---------- Given entries ----------

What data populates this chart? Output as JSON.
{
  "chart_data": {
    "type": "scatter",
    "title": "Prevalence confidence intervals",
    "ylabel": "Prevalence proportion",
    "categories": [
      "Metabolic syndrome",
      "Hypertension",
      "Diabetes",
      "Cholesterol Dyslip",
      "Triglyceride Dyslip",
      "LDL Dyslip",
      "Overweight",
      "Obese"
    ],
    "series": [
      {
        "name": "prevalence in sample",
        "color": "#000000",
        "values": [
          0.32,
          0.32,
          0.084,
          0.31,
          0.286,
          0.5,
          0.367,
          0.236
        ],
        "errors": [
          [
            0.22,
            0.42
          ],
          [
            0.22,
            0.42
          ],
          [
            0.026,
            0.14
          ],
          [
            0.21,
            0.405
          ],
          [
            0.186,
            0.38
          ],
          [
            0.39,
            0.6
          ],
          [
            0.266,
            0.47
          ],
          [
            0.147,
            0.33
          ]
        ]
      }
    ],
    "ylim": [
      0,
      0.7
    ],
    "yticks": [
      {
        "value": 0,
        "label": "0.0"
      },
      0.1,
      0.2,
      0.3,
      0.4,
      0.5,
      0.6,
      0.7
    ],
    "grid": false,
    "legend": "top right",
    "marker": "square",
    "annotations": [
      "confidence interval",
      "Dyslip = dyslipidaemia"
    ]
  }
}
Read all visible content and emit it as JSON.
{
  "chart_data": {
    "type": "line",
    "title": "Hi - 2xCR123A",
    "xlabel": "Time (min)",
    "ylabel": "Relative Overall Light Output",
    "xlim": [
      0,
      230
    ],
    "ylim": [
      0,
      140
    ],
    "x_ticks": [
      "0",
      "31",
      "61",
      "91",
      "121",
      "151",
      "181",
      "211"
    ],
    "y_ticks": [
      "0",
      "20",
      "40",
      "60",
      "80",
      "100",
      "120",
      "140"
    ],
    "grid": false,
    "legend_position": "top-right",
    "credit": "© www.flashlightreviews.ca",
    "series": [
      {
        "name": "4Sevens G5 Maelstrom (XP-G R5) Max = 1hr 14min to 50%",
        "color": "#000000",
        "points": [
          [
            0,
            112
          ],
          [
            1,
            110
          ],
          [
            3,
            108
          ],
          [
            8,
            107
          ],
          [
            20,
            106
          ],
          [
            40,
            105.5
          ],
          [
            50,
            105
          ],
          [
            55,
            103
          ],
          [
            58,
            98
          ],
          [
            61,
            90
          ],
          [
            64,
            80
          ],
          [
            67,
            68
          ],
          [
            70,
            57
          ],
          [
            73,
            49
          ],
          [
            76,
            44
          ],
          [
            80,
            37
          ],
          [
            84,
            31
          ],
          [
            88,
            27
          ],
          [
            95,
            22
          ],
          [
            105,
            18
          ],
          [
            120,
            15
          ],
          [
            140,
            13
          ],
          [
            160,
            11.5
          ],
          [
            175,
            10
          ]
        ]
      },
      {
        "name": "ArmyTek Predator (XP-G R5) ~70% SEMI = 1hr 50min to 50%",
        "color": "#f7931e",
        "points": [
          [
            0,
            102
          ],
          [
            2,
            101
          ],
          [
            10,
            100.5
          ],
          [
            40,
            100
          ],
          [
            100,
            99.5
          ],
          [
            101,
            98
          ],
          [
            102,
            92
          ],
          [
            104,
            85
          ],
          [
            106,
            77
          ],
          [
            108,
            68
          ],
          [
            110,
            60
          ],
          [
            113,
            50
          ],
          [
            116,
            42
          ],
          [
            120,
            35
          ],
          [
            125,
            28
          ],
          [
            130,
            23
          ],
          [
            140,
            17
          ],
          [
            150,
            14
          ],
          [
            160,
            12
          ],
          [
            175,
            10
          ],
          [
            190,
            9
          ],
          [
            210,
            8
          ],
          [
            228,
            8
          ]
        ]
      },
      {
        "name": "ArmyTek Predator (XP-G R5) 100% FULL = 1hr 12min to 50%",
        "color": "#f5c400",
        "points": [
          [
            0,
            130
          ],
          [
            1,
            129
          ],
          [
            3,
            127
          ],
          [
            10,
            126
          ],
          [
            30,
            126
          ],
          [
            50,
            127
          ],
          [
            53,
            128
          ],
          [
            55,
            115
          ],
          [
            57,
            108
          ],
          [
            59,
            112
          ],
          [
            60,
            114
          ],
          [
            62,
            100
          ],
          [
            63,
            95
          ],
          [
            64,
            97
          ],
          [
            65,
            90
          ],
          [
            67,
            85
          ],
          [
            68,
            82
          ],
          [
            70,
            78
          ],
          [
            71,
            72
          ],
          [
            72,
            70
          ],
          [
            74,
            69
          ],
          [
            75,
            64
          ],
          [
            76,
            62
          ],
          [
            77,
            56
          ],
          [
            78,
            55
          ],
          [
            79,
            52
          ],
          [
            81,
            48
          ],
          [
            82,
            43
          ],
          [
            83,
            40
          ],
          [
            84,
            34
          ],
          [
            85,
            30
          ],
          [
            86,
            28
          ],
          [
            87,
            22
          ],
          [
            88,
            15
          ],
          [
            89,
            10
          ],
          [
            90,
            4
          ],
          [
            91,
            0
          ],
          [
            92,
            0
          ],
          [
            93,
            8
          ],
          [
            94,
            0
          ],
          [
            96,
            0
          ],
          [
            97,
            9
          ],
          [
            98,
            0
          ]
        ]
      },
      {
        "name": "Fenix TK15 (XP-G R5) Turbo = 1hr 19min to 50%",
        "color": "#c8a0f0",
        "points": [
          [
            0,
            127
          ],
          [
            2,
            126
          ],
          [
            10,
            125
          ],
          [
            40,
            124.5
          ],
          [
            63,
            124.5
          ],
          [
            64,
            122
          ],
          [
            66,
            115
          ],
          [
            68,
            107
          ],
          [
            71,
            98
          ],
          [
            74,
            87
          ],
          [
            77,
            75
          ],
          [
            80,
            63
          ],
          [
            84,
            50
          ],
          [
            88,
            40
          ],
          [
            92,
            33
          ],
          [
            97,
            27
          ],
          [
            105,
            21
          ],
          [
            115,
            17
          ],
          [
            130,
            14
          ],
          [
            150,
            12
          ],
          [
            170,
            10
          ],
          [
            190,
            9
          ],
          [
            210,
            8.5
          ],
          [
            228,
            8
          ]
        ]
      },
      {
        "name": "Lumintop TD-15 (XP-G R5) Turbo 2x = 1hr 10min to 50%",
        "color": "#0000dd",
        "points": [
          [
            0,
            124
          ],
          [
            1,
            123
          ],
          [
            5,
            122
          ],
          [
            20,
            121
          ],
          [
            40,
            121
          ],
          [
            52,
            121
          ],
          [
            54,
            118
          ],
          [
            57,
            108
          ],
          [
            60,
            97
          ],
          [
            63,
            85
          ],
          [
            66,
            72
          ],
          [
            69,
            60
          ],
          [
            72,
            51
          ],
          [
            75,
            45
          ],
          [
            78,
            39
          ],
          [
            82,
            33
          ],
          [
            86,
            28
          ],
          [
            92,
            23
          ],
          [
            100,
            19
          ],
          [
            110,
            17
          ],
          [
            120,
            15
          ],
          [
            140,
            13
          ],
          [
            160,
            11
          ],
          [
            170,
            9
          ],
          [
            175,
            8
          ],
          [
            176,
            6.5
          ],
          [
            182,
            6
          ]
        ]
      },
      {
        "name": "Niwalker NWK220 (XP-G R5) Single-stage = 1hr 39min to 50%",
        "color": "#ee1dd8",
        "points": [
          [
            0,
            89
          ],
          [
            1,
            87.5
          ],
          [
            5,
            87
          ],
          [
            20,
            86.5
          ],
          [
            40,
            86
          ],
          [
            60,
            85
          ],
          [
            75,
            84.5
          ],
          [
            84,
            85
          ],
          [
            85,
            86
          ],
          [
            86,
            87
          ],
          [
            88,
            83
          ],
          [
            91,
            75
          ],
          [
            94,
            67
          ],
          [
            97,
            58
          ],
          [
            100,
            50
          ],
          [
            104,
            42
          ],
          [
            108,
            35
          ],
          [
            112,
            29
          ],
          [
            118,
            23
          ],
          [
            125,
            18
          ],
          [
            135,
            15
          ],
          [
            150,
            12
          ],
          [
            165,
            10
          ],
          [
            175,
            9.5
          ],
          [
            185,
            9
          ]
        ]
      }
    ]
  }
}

----------

Examine the listing and say how many of its lines contain the string "JSON". Give the number alone.

- _Completed task_
2